[Extracted data entries]
━━━━━━

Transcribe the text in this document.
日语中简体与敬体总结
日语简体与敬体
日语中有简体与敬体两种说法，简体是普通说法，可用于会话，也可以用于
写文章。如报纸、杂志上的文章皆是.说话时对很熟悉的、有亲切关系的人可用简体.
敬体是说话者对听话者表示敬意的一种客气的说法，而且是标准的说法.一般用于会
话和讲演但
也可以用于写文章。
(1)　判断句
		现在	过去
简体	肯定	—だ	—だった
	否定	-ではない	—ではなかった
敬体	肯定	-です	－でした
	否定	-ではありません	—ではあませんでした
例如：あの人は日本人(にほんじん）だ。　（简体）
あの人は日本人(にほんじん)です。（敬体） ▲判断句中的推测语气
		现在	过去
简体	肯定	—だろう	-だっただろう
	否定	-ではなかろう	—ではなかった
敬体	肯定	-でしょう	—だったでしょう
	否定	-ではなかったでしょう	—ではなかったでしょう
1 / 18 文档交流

━━━━━━

#### WRITTEN PROBLEM
The whole listing above needs to be written out again exactly.

#### WRITTEN RESPONSE
Transcribe the text in this document.
日语中简体与敬体总结
日语简体与敬体
日语中有简体与敬体两种说法，简体是普通说法，可用于会话，也可以用于
写文章。如报纸、杂志上的文章皆是.说话时对很熟悉的、有亲切关系的人可用简体.
敬体是说话者对听话者表示敬意的一种客气的说法，而且是标准的说法.一般用于会
话和讲演但
也可以用于写文章。
(1)　判断句
		现在	过去
简体	肯定	—だ	—だった
	否定	-ではない	—ではなかった
敬体	肯定	-です	－でした
	否定	-ではありません	—ではあませんでした
例如：あの人は日本人(にほんじん）だ。　（简体）
あの人は日本人(にほんじん)です。（敬体） ▲判断句中的推测语气
		现在	过去
简体	肯定	—だろう	-だっただろう
	否定	-ではなかろう	—ではなかった
敬体	肯定	-でしょう	—だったでしょう
	否定	-ではなかったでしょう	—ではなかったでしょう
1 / 18 文档交流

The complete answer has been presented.